■ **Challenge**
All lines below must be repeated exactly, with the pictures omitted.

■ **A run of records**
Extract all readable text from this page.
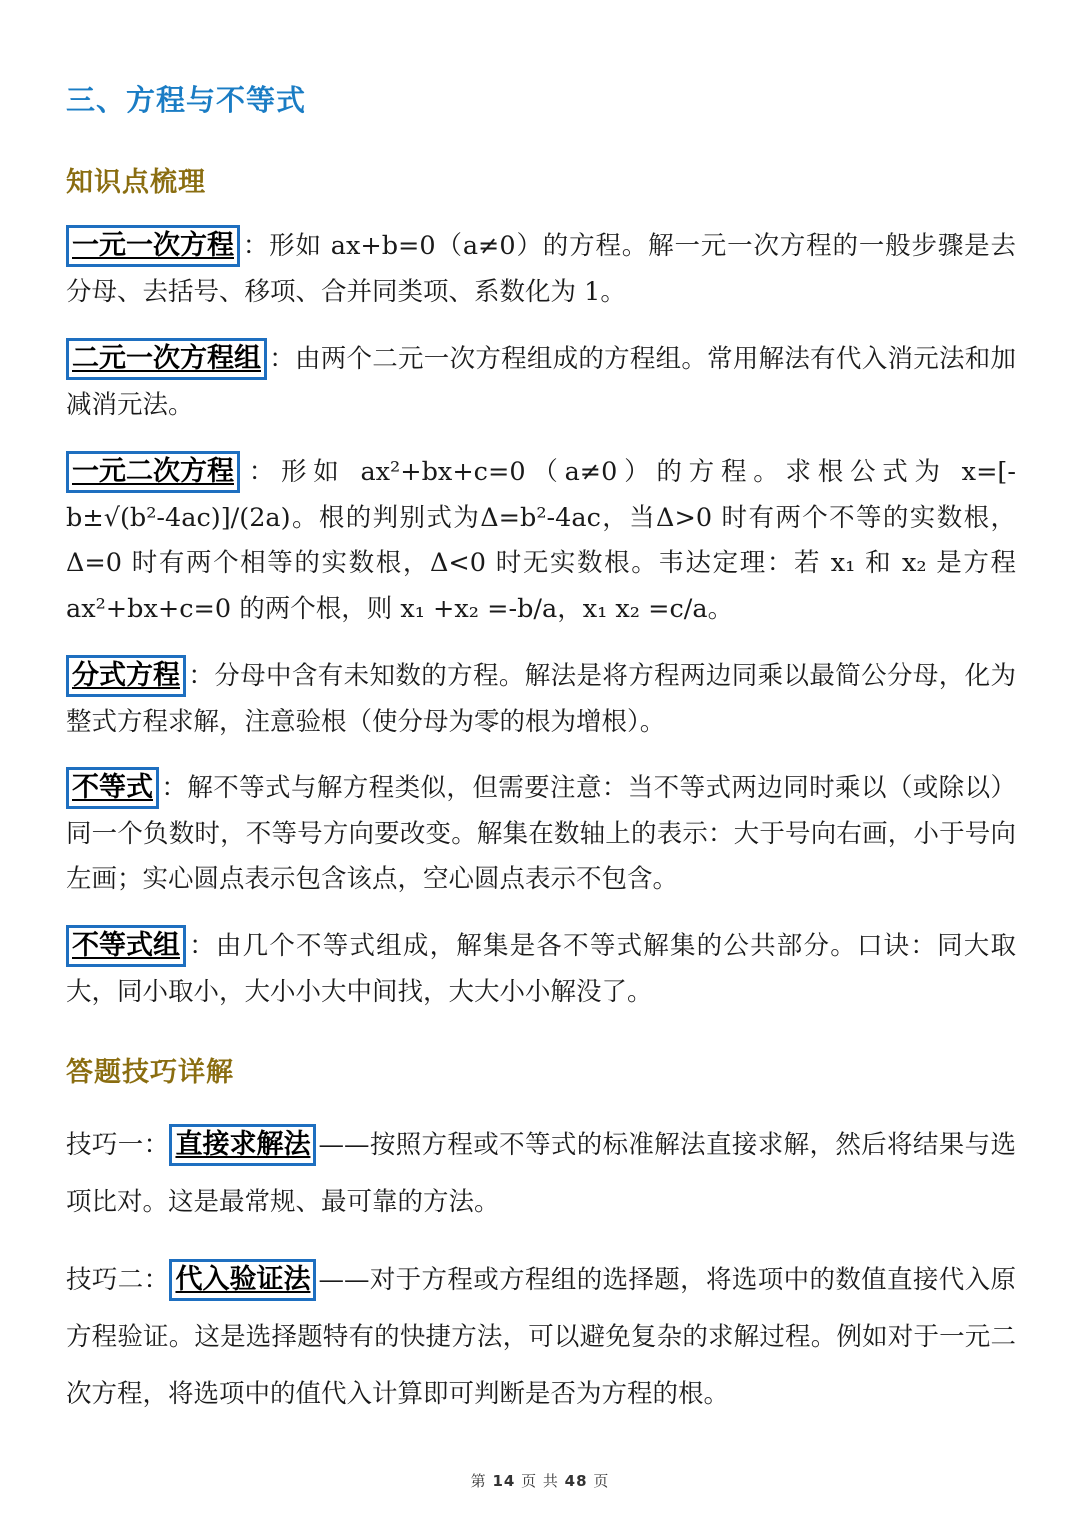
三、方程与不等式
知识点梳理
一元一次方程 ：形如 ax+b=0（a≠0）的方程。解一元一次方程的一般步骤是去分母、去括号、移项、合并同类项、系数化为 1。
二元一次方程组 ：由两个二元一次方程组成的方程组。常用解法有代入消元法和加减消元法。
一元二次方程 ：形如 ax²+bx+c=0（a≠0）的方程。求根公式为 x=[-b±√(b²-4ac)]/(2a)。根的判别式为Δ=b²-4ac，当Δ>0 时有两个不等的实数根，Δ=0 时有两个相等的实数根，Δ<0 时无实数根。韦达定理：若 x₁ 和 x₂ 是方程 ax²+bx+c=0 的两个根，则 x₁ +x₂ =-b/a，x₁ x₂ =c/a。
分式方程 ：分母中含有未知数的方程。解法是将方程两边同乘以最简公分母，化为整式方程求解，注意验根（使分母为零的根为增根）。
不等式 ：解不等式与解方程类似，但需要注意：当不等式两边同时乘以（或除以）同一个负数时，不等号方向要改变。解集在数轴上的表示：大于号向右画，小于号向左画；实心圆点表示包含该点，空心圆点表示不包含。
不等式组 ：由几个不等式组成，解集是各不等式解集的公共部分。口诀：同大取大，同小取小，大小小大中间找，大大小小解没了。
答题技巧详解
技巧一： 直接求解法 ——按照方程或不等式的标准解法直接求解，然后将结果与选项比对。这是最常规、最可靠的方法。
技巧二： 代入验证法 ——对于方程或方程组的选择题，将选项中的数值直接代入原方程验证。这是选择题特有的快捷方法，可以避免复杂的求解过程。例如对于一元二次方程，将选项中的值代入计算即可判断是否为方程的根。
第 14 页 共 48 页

■ **The response**
Extract all readable text from this page.
三、方程与不等式
知识点梳理
一元一次方程 ：形如 ax+b=0（a≠0）的方程。解一元一次方程的一般步骤是去分母、去括号、移项、合并同类项、系数化为 1。
二元一次方程组 ：由两个二元一次方程组成的方程组。常用解法有代入消元法和加减消元法。
一元二次方程 ：形如 ax²+bx+c=0（a≠0）的方程。求根公式为 x=[-b±√(b²-4ac)]/(2a)。根的判别式为Δ=b²-4ac，当Δ>0 时有两个不等的实数根，Δ=0 时有两个相等的实数根，Δ<0 时无实数根。韦达定理：若 x₁ 和 x₂ 是方程 ax²+bx+c=0 的两个根，则 x₁ +x₂ =-b/a，x₁ x₂ =c/a。
分式方程 ：分母中含有未知数的方程。解法是将方程两边同乘以最简公分母，化为整式方程求解，注意验根（使分母为零的根为增根）。
不等式 ：解不等式与解方程类似，但需要注意：当不等式两边同时乘以（或除以）同一个负数时，不等号方向要改变。解集在数轴上的表示：大于号向右画，小于号向左画；实心圆点表示包含该点，空心圆点表示不包含。
不等式组 ：由几个不等式组成，解集是各不等式解集的公共部分。口诀：同大取大，同小取小，大小小大中间找，大大小小解没了。
答题技巧详解
技巧一： 直接求解法 ——按照方程或不等式的标准解法直接求解，然后将结果与选项比对。这是最常规、最可靠的方法。
技巧二： 代入验证法 ——对于方程或方程组的选择题，将选项中的数值直接代入原方程验证。这是选择题特有的快捷方法，可以避免复杂的求解过程。例如对于一元二次方程，将选项中的值代入计算即可判断是否为方程的根。
第 14 页 共 48 页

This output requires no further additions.